(Textauszug):
Im Finale ist die Szene vollends surrealistisch verfremdet. In Arkaden aus weißem Tuch bewegen sich lauter Maskierte, allesamt in roten Gewändern. Ist es ein Ritual oder ist es nur Clownerie? Die Hochzeitsszene folgt. Die beiden Paare haben neue Erfahrungen gemacht, Erfahrungen, die sich offenbar beliebig multiplizieren lassen. Das gleiche Aussehen aller Beteiligten mag das wohl meinen. Nur Despina gehört nicht zu den Maskierten, weil sie es vermutlich sowieso schon immer besser wußte: keine Konvention, kein blinder Gehorsam, keine falschen Gefühle, keine Illusionen. Vieles in Berghaus‘ Inszenierung leuchtet mehr ein, als daß es auf Anhieb verständlich ist. Die Inszenierung ist geprägt von dem, was Ruth Berghaus einmal ironisches Pathos nannte. Der ständige Wechsel der Perspektive verhindert die Begrenztheit der Figuren. Plausibler wird das Bühnengeschehen übrigens dadurch, daß man Rezitative ins Deutsche übersetzte und nur die Arien (mit wenigen Ausnahmen) italienisch singt.

(Aufgabe A):
Schreib alles vom Anfang der Liste unten bis einschließlich der Zeile mit „responder torso: [753, 532, 807, 602]“ Wort für Wort ab.
Der Text und die Liste stammen aus verschiedenen Quellen.

(Vorliegende Liste):
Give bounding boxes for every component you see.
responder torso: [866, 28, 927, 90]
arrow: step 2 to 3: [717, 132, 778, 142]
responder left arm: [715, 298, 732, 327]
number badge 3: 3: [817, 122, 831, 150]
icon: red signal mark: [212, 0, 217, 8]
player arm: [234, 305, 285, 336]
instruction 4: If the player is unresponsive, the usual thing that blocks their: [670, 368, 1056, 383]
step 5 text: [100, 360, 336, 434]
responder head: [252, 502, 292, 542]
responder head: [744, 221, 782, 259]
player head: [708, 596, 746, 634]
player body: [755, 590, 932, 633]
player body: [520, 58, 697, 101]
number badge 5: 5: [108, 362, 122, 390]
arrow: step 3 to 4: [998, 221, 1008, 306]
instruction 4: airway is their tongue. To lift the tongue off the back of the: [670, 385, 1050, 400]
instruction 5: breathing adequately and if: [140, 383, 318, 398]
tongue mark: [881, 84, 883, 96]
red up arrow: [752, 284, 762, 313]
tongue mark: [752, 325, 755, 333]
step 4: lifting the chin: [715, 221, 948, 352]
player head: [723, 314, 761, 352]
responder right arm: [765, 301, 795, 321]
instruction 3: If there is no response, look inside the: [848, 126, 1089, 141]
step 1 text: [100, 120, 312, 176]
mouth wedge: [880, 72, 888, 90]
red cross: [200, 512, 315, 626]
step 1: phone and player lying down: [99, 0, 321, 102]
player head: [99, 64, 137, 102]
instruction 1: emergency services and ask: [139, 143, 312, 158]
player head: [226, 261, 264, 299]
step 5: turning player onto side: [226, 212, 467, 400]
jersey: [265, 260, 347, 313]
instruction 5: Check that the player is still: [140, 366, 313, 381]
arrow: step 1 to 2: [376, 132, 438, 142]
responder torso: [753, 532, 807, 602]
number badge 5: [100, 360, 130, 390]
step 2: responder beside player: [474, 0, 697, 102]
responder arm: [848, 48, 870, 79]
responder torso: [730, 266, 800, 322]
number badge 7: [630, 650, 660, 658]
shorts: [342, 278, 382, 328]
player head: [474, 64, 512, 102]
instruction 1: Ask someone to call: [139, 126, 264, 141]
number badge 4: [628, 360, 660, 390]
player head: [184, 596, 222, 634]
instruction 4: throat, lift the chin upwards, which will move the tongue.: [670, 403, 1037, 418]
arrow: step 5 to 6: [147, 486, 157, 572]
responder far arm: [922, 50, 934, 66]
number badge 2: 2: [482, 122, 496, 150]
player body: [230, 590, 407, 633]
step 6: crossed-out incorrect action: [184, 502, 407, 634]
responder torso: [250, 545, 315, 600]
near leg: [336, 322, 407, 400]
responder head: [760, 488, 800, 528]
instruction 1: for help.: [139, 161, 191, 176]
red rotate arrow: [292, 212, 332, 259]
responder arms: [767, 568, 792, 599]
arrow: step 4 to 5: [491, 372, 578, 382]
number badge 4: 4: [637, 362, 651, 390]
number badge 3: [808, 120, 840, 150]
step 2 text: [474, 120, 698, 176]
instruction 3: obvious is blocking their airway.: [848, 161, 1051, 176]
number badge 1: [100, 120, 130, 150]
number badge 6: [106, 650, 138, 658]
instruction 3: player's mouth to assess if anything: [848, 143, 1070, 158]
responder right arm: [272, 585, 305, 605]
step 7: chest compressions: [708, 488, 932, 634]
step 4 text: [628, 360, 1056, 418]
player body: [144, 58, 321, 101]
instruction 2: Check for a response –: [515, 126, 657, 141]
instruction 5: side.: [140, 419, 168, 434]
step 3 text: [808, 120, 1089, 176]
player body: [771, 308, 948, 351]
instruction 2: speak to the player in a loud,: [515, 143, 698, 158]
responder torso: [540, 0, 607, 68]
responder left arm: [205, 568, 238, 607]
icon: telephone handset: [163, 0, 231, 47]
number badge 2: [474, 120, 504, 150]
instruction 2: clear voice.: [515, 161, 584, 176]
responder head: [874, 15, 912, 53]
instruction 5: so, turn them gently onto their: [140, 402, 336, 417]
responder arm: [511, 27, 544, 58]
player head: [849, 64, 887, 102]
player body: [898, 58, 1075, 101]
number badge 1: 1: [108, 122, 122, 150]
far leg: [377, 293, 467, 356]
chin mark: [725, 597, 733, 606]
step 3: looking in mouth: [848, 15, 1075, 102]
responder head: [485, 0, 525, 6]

(Aufgabe B):
Entnimm der Seite den ganzen Textauszug oben über die Inszenierung von Ruth Berghaus und gib ihn wortgetreu wieder.

(Vollständige Antwort A):
Give bounding boxes for every component you see.
responder torso: [866, 28, 927, 90]
arrow: step 2 to 3: [717, 132, 778, 142]
responder left arm: [715, 298, 732, 327]
number badge 3: 3: [817, 122, 831, 150]
icon: red signal mark: [212, 0, 217, 8]
player arm: [234, 305, 285, 336]
instruction 4: If the player is unresponsive, the usual thing that blocks their: [670, 368, 1056, 383]
step 5 text: [100, 360, 336, 434]
responder head: [252, 502, 292, 542]
responder head: [744, 221, 782, 259]
player head: [708, 596, 746, 634]
player body: [755, 590, 932, 633]
player body: [520, 58, 697, 101]
number badge 5: 5: [108, 362, 122, 390]
arrow: step 3 to 4: [998, 221, 1008, 306]
instruction 4: airway is their tongue. To lift the tongue off the back of the: [670, 385, 1050, 400]
instruction 5: breathing adequately and if: [140, 383, 318, 398]
tongue mark: [881, 84, 883, 96]
red up arrow: [752, 284, 762, 313]
tongue mark: [752, 325, 755, 333]
step 4: lifting the chin: [715, 221, 948, 352]
player head: [723, 314, 761, 352]
responder right arm: [765, 301, 795, 321]
instruction 3: If there is no response, look inside the: [848, 126, 1089, 141]
step 1 text: [100, 120, 312, 176]
mouth wedge: [880, 72, 888, 90]
red cross: [200, 512, 315, 626]
step 1: phone and player lying down: [99, 0, 321, 102]
player head: [99, 64, 137, 102]
instruction 1: emergency services and ask: [139, 143, 312, 158]
player head: [226, 261, 264, 299]
step 5: turning player onto side: [226, 212, 467, 400]
jersey: [265, 260, 347, 313]
instruction 5: Check that the player is still: [140, 366, 313, 381]
arrow: step 1 to 2: [376, 132, 438, 142]
responder torso: [753, 532, 807, 602]

(Vollständige Antwort B):
Im Finale ist die Szene vollends surrealistisch verfremdet. In Arkaden aus weißem Tuch bewegen sich lauter Maskierte, allesamt in roten Gewändern. Ist es ein Ritual oder ist es nur Clownerie? Die Hochzeitsszene folgt. Die beiden Paare haben neue Erfahrungen gemacht, Erfahrungen, die sich offenbar beliebig multiplizieren lassen. Das gleiche Aussehen aller Beteiligten mag das wohl meinen. Nur Despina gehört nicht zu den Maskierten, weil sie es vermutlich sowieso schon immer besser wußte: keine Konvention, kein blinder Gehorsam, keine falschen Gefühle, keine Illusionen. Vieles in Berghaus‘ Inszenierung leuchtet mehr ein, als daß es auf Anhieb verständlich ist. Die Inszenierung ist geprägt von dem, was Ruth Berghaus einmal ironisches Pathos nannte. Der ständige Wechsel der Perspektive verhindert die Begrenztheit der Figuren. Plausibler wird das Bühnengeschehen übrigens dadurch, daß man Rezitative ins Deutsche übersetzte und nur die Arien (mit wenigen Ausnahmen) italienisch singt.